# Stored data start

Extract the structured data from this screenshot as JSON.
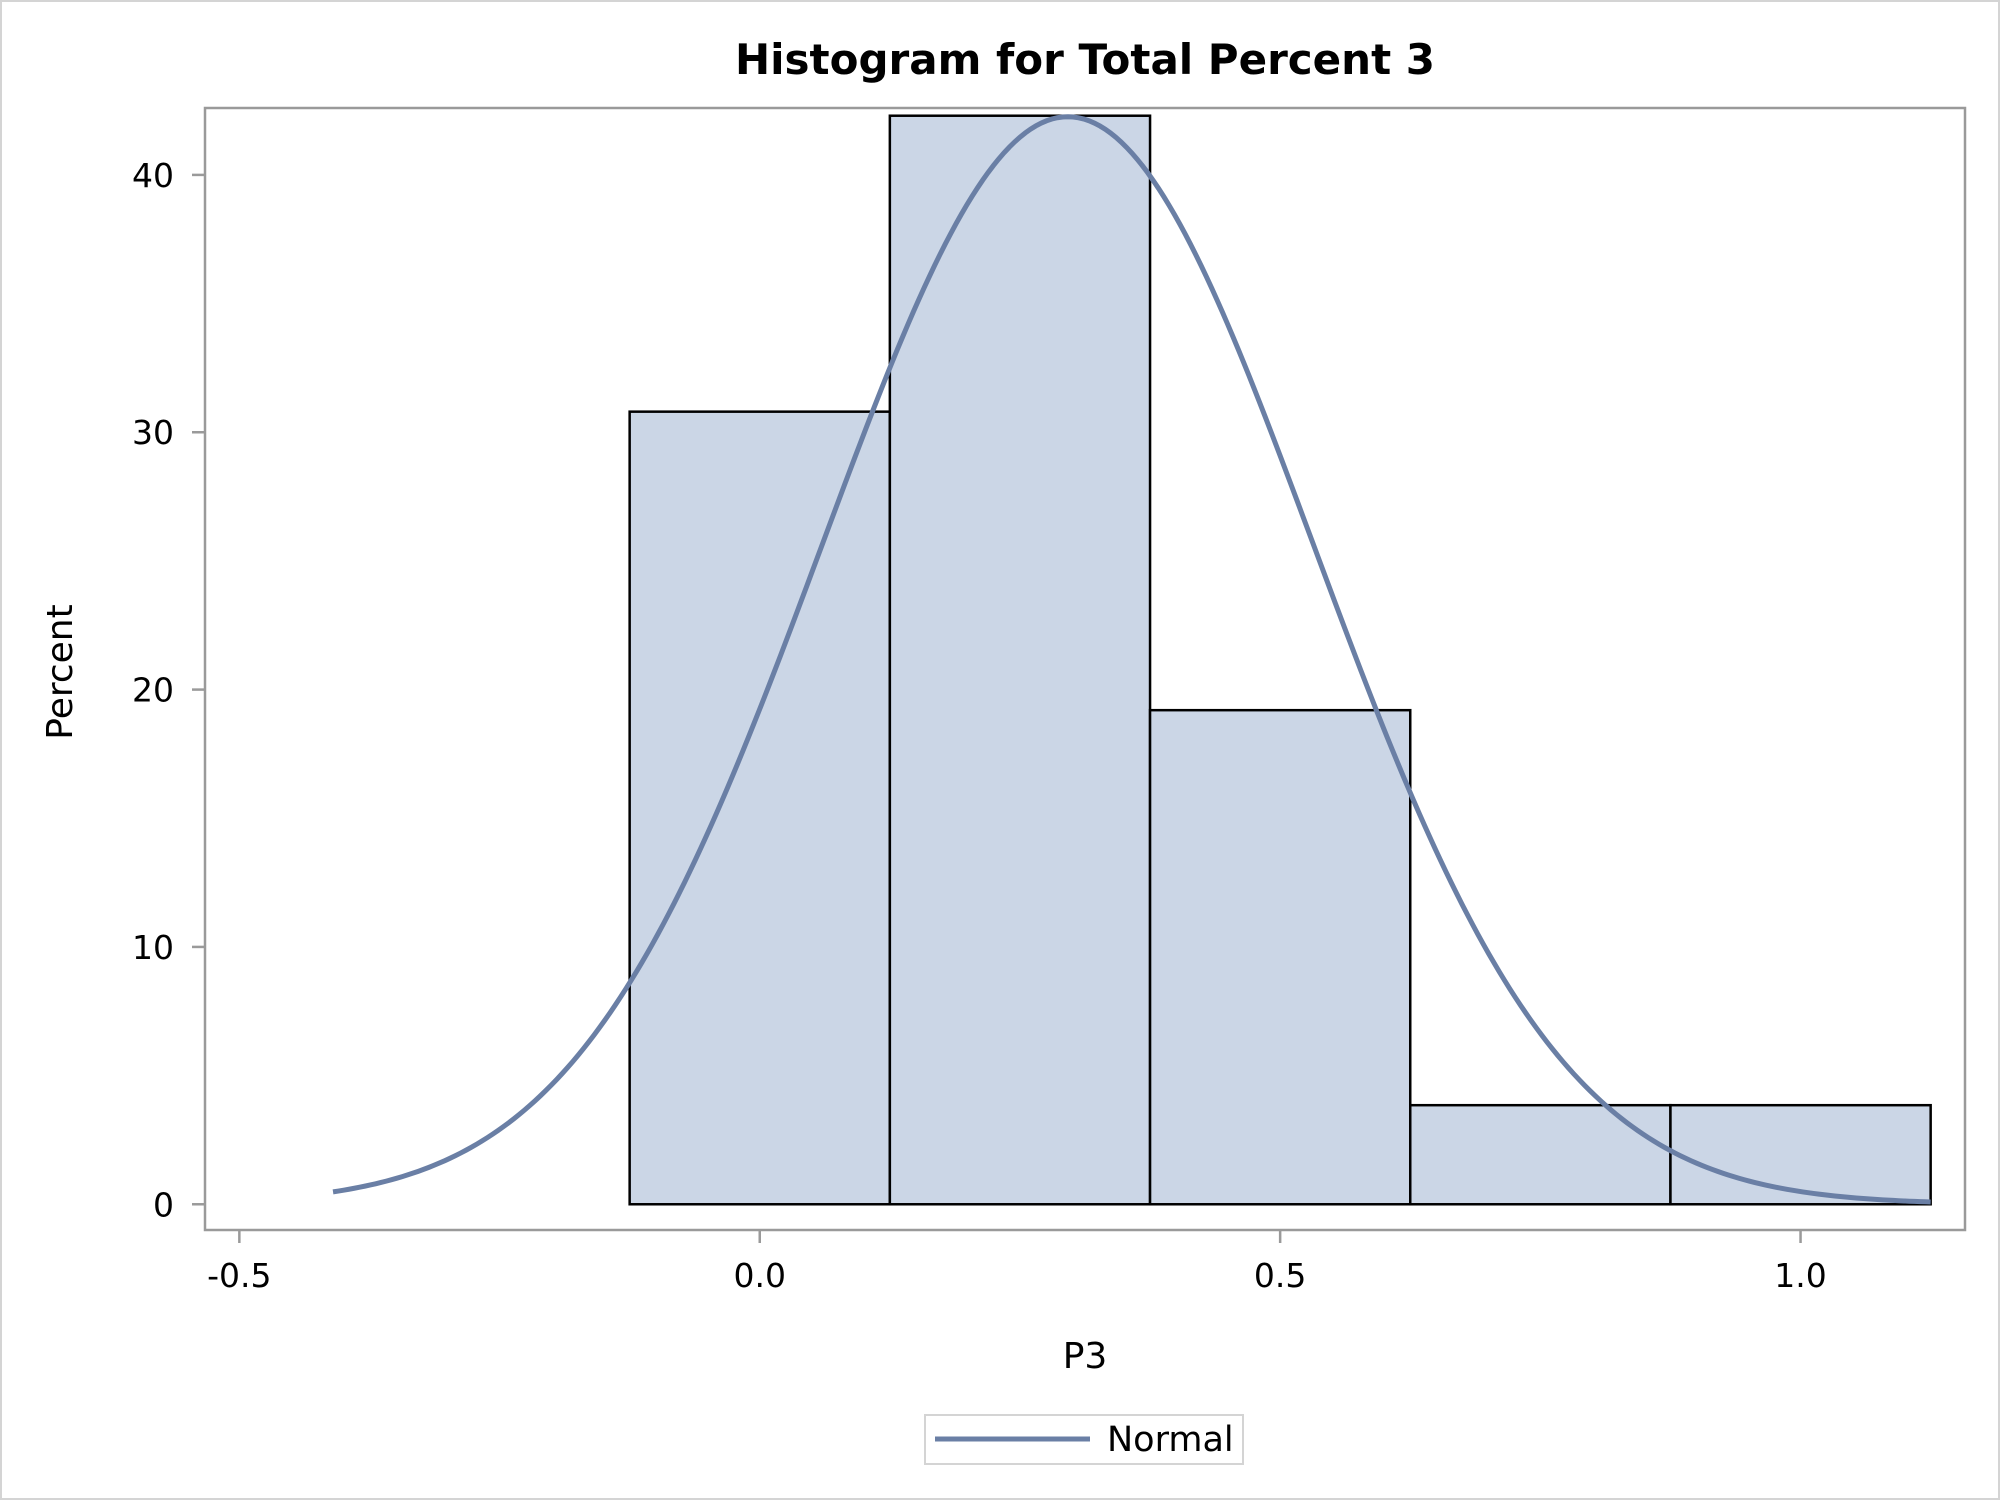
{
  "chart_data": {
    "type": "bar",
    "title": "Histogram for Total Percent 3",
    "xlabel": "P3",
    "ylabel": "Percent",
    "xlim": [
      -0.533,
      1.158
    ],
    "ylim": [
      -1.0,
      42.6
    ],
    "x_ticks": [
      {
        "value": -0.5,
        "label": "-0.5"
      },
      {
        "value": 0.0,
        "label": "0.0"
      },
      {
        "value": 0.5,
        "label": "0.5"
      },
      {
        "value": 1.0,
        "label": "1.0"
      }
    ],
    "y_ticks": [
      {
        "value": 0,
        "label": "0"
      },
      {
        "value": 10,
        "label": "10"
      },
      {
        "value": 20,
        "label": "20"
      },
      {
        "value": 30,
        "label": "30"
      },
      {
        "value": 40,
        "label": "40"
      }
    ],
    "bins": [
      {
        "start": -0.125,
        "end": 0.125,
        "value": 30.8
      },
      {
        "start": 0.125,
        "end": 0.375,
        "value": 42.3
      },
      {
        "start": 0.375,
        "end": 0.625,
        "value": 19.2
      },
      {
        "start": 0.625,
        "end": 0.875,
        "value": 3.85
      },
      {
        "start": 0.875,
        "end": 1.125,
        "value": 3.85
      }
    ],
    "normal_curve": {
      "mean": 0.296,
      "sd": 0.236,
      "scale_percent_per_unit": 25.0,
      "x_range": [
        -0.41,
        1.125
      ]
    },
    "grid": false,
    "legend": {
      "placement": "bottom-center",
      "entries": [
        {
          "name": "Normal",
          "color": "#6a7fa5"
        }
      ]
    },
    "colors": {
      "bar_fill": "#cbd6e6",
      "bar_stroke": "#000000",
      "curve": "#6a7fa5",
      "frame": "#9a9a9a"
    }
  }
}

# Stored data end

Stated goal:
Reproduce the entries above without change, omitting all pictures.

Task answer:
Extract the structured data from this screenshot as JSON.
{
  "chart_data": {
    "type": "bar",
    "title": "Histogram for Total Percent 3",
    "xlabel": "P3",
    "ylabel": "Percent",
    "xlim": [
      -0.533,
      1.158
    ],
    "ylim": [
      -1.0,
      42.6
    ],
    "x_ticks": [
      {
        "value": -0.5,
        "label": "-0.5"
      },
      {
        "value": 0.0,
        "label": "0.0"
      },
      {
        "value": 0.5,
        "label": "0.5"
      },
      {
        "value": 1.0,
        "label": "1.0"
      }
    ],
    "y_ticks": [
      {
        "value": 0,
        "label": "0"
      },
      {
        "value": 10,
        "label": "10"
      },
      {
        "value": 20,
        "label": "20"
      },
      {
        "value": 30,
        "label": "30"
      },
      {
        "value": 40,
        "label": "40"
      }
    ],
    "bins": [
      {
        "start": -0.125,
        "end": 0.125,
        "value": 30.8
      },
      {
        "start": 0.125,
        "end": 0.375,
        "value": 42.3
      },
      {
        "start": 0.375,
        "end": 0.625,
        "value": 19.2
      },
      {
        "start": 0.625,
        "end": 0.875,
        "value": 3.85
      },
      {
        "start": 0.875,
        "end": 1.125,
        "value": 3.85
      }
    ],
    "normal_curve": {
      "mean": 0.296,
      "sd": 0.236,
      "scale_percent_per_unit": 25.0,
      "x_range": [
        -0.41,
        1.125
      ]
    },
    "grid": false,
    "legend": {
      "placement": "bottom-center",
      "entries": [
        {
          "name": "Normal",
          "color": "#6a7fa5"
        }
      ]
    },
    "colors": {
      "bar_fill": "#cbd6e6",
      "bar_stroke": "#000000",
      "curve": "#6a7fa5",
      "frame": "#9a9a9a"
    }
  }
}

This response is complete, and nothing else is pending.